Some records:
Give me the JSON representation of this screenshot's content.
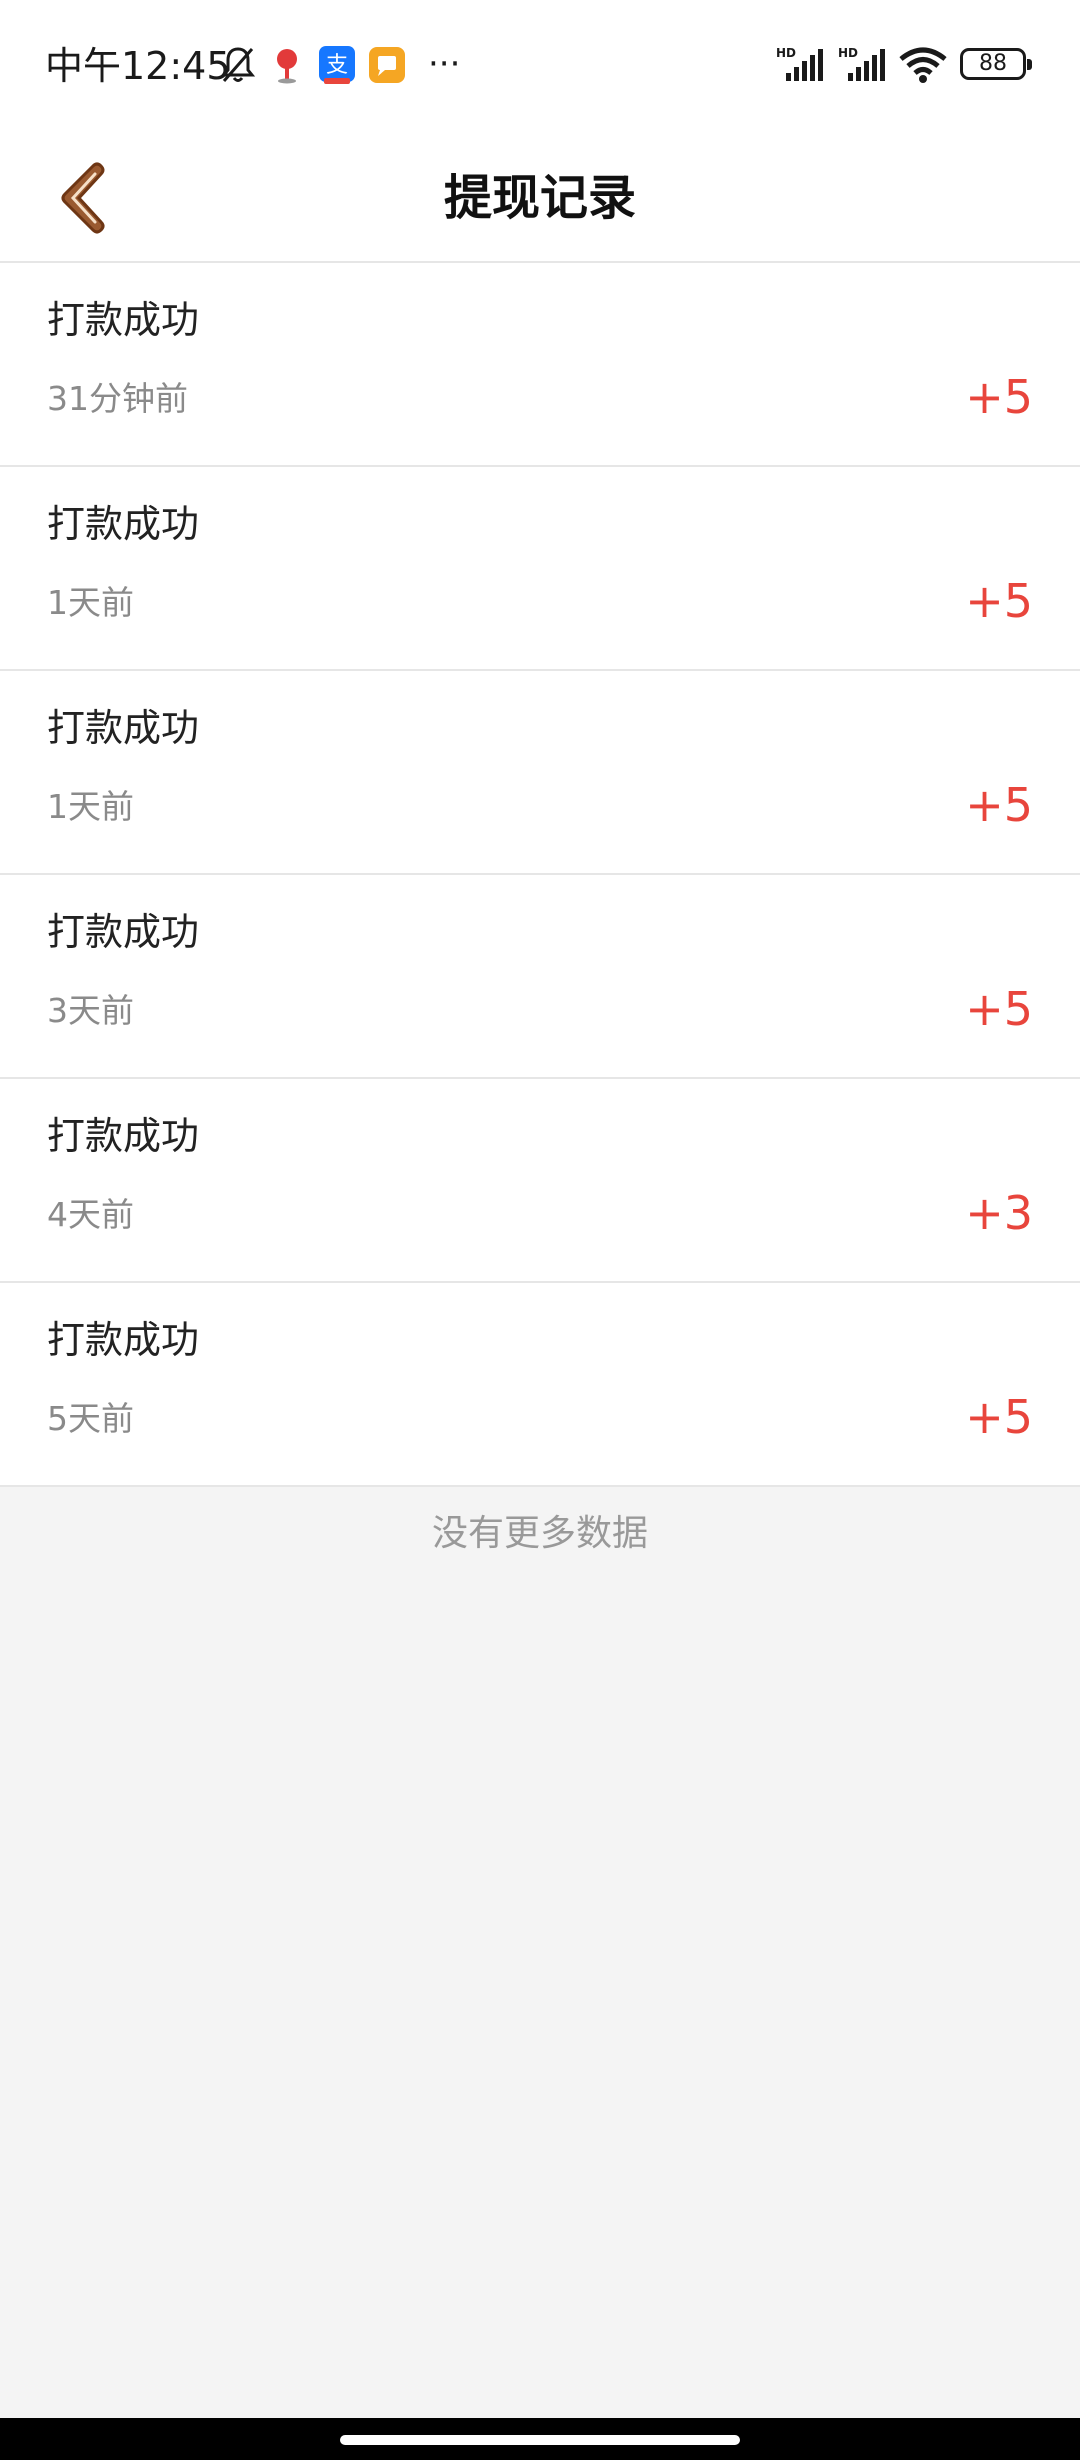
{
  "status_bar": {
    "time": "中午12:45",
    "more_indicator": "···",
    "battery": "88",
    "icons": [
      "bell-muted-icon",
      "map-pin-icon",
      "alipay-icon",
      "message-app-icon",
      "signal-hd-icon",
      "signal-hd-icon",
      "wifi-icon",
      "battery-icon"
    ]
  },
  "nav": {
    "title": "提现记录",
    "back_icon": "chevron-left-icon"
  },
  "records": [
    {
      "status": "打款成功",
      "time": "31分钟前",
      "amount": "+5"
    },
    {
      "status": "打款成功",
      "time": "1天前",
      "amount": "+5"
    },
    {
      "status": "打款成功",
      "time": "1天前",
      "amount": "+5"
    },
    {
      "status": "打款成功",
      "time": "3天前",
      "amount": "+5"
    },
    {
      "status": "打款成功",
      "time": "4天前",
      "amount": "+3"
    },
    {
      "status": "打款成功",
      "time": "5天前",
      "amount": "+5"
    }
  ],
  "footer": {
    "no_more": "没有更多数据"
  },
  "colors": {
    "amount": "#e8453c",
    "background": "#f4f4f4",
    "card": "#ffffff",
    "back_icon": "#8b4a22"
  }
}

#### Request
Quote every entry exactly, with the pictures omitted.

#### Solution to this problem
Give me the JSON representation of this screenshot's content.
{
  "status_bar": {
    "time": "中午12:45",
    "more_indicator": "···",
    "battery": "88",
    "icons": [
      "bell-muted-icon",
      "map-pin-icon",
      "alipay-icon",
      "message-app-icon",
      "signal-hd-icon",
      "signal-hd-icon",
      "wifi-icon",
      "battery-icon"
    ]
  },
  "nav": {
    "title": "提现记录",
    "back_icon": "chevron-left-icon"
  },
  "records": [
    {
      "status": "打款成功",
      "time": "31分钟前",
      "amount": "+5"
    },
    {
      "status": "打款成功",
      "time": "1天前",
      "amount": "+5"
    },
    {
      "status": "打款成功",
      "time": "1天前",
      "amount": "+5"
    },
    {
      "status": "打款成功",
      "time": "3天前",
      "amount": "+5"
    },
    {
      "status": "打款成功",
      "time": "4天前",
      "amount": "+3"
    },
    {
      "status": "打款成功",
      "time": "5天前",
      "amount": "+5"
    }
  ],
  "footer": {
    "no_more": "没有更多数据"
  },
  "colors": {
    "amount": "#e8453c",
    "background": "#f4f4f4",
    "card": "#ffffff",
    "back_icon": "#8b4a22"
  }
}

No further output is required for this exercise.